In the part that opens with the line containing "Patent image size: (931, 607)." and closes with the line containing "The inter-electrode capacitance 13 is", switch "flow meter" to "flowmeter" and leave everything else unchanged. Give only those lines.

TASK INPUTS
◇ ◇ ◇ ◇ ◇ ◇ ◇

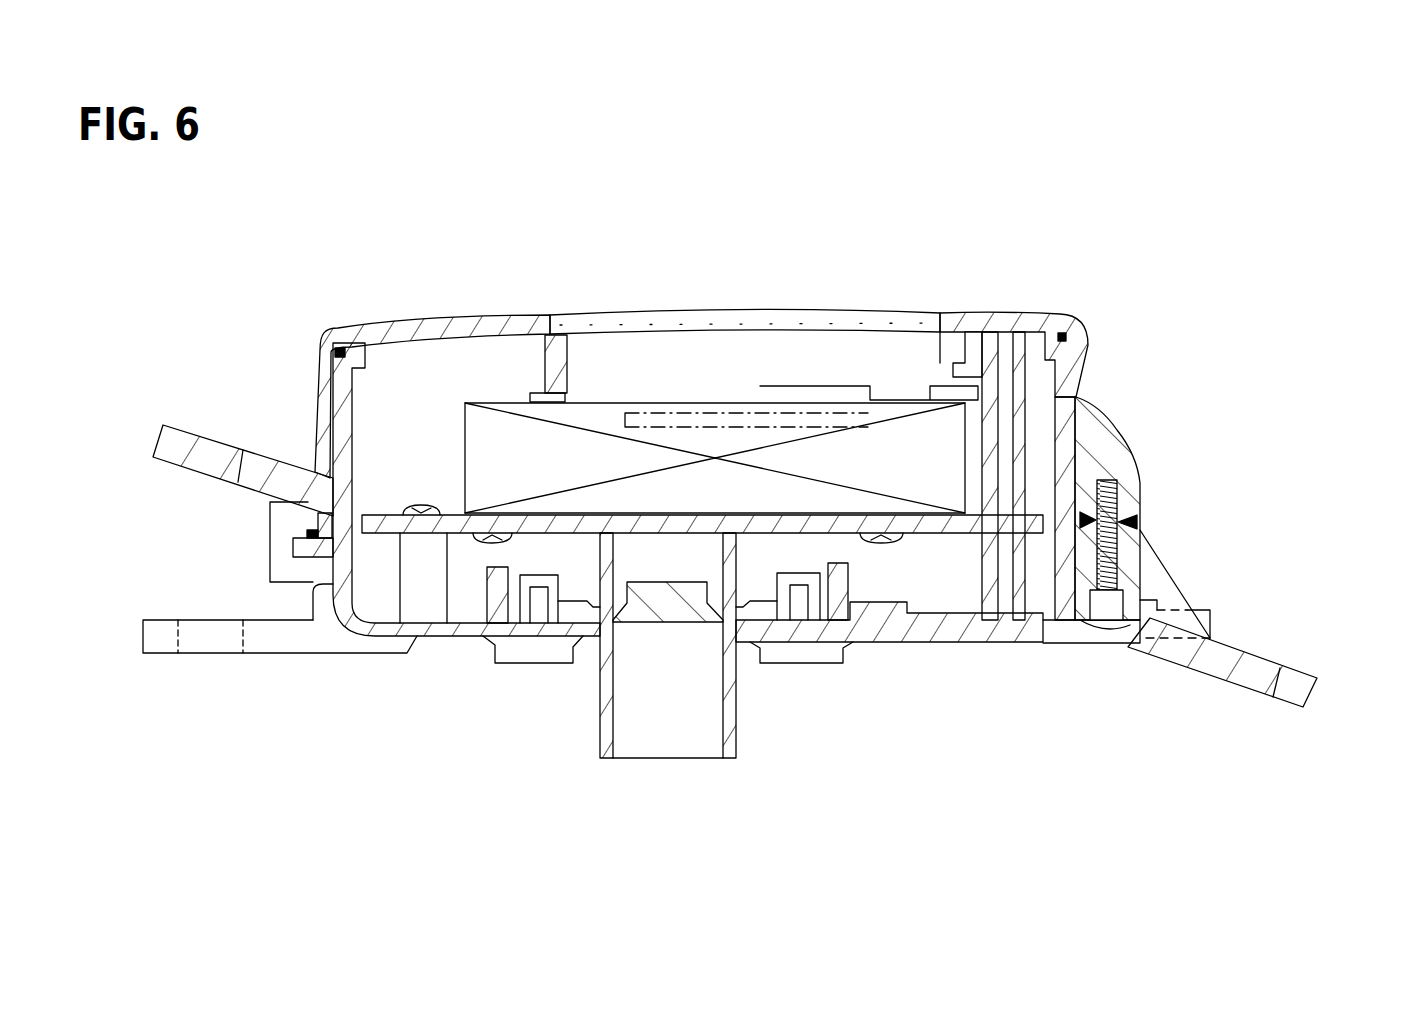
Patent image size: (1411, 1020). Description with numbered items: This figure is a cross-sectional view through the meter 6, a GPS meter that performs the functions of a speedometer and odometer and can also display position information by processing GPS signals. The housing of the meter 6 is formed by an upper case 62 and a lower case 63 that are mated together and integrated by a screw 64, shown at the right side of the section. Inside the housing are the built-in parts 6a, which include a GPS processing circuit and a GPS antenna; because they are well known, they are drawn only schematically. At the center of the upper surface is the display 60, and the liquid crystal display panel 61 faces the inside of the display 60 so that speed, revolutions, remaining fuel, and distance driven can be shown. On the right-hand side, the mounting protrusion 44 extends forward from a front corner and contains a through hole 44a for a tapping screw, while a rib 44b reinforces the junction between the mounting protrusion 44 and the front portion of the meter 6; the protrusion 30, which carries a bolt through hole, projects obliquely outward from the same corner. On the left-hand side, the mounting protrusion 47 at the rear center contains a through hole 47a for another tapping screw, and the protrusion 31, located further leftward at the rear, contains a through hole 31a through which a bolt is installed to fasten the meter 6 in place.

◇ ◇ ◇ ◇ ◇ ◇ ◇

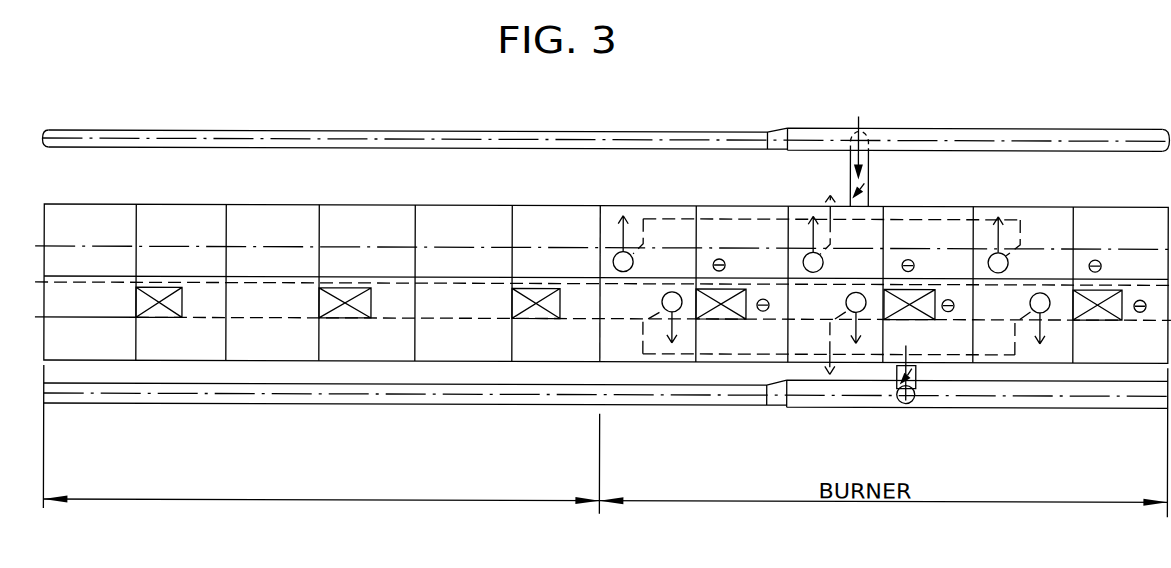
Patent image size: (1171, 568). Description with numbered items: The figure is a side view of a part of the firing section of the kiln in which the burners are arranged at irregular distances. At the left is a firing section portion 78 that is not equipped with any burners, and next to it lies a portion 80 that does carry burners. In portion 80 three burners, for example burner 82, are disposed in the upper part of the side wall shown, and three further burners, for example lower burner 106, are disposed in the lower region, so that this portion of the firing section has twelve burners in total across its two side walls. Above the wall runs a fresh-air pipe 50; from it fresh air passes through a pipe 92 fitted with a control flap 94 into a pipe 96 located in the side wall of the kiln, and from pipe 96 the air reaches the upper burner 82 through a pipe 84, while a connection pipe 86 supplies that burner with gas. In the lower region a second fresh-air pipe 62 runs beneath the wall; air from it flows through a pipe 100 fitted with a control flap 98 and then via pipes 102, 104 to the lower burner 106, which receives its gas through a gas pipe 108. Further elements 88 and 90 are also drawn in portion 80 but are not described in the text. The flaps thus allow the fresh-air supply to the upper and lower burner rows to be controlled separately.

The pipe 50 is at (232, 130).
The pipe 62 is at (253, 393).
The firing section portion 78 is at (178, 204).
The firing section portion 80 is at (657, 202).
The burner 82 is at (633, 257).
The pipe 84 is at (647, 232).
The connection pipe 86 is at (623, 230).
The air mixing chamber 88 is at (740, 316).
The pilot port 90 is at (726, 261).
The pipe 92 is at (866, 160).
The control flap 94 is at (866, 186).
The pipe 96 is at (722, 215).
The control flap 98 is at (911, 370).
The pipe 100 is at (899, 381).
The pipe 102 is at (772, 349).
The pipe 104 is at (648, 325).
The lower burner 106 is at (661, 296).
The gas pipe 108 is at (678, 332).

◇ ◇ ◇ ◇ ◇ ◇ ◇

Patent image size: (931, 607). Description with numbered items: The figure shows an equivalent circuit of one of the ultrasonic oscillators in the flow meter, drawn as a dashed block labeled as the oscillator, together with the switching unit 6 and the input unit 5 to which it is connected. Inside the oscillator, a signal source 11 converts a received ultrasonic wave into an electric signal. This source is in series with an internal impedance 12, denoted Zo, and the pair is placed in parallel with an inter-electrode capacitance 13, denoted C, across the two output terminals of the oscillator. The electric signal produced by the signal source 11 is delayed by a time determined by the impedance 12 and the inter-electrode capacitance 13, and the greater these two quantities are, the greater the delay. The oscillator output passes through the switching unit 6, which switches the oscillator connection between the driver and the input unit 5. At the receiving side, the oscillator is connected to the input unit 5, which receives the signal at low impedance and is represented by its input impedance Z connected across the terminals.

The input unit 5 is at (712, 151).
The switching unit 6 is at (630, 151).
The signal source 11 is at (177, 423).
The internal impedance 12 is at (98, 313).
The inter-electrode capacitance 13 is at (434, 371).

◇ ◇ ◇ ◇ ◇ ◇ ◇

RESPONSE BELOW
Patent image size: (931, 607). Description with numbered items: The figure shows an equivalent circuit of one of the ultrasonic oscillators in the flowmeter, drawn as a dashed block labeled as the oscillator, together with the switching unit 6 and the input unit 5 to which it is connected. Inside the oscillator, a signal source 11 converts a received ultrasonic wave into an electric signal. This source is in series with an internal impedance 12, denoted Zo, and the pair is placed in parallel with an inter-electrode capacitance 13, denoted C, across the two output terminals of the oscillator. The electric signal produced by the signal source 11 is delayed by a time determined by the impedance 12 and the inter-electrode capacitance 13, and the greater these two quantities are, the greater the delay. The oscillator output passes through the switching unit 6, which switches the oscillator connection between the driver and the input unit 5. At the receiving side, the oscillator is connected to the input unit 5, which receives the signal at low impedance and is represented by its input impedance Z connected across the terminals.

The input unit 5 is at (712, 151).
The switching unit 6 is at (630, 151).
The signal source 11 is at (177, 423).
The internal impedance 12 is at (98, 313).
The inter-electrode capacitance 13 is at (434, 371).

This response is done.